§ **Work required**
Copy the records below character for character, starting at their first line and stopping after the line that contains "- keep-awake-toggle[interactable]: [964, 718, 1049, 761]".

§ **Task input**
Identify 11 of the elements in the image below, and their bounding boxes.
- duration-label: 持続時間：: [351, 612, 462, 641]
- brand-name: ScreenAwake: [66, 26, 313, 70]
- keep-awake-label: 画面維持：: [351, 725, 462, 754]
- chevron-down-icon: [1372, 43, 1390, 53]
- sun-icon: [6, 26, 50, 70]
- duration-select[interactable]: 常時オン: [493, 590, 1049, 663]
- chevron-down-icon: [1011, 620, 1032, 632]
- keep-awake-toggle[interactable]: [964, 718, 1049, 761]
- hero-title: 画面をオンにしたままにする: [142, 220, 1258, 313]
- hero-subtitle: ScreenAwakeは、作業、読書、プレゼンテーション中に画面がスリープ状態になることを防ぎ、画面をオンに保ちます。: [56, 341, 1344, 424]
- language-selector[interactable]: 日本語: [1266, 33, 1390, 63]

§ **Response for this exercise**
Identify 11 of the elements in the image below, and their bounding boxes.
- duration-label: 持続時間：: [351, 612, 462, 641]
- brand-name: ScreenAwake: [66, 26, 313, 70]
- keep-awake-label: 画面維持：: [351, 725, 462, 754]
- chevron-down-icon: [1372, 43, 1390, 53]
- sun-icon: [6, 26, 50, 70]
- duration-select[interactable]: 常時オン: [493, 590, 1049, 663]
- chevron-down-icon: [1011, 620, 1032, 632]
- keep-awake-toggle[interactable]: [964, 718, 1049, 761]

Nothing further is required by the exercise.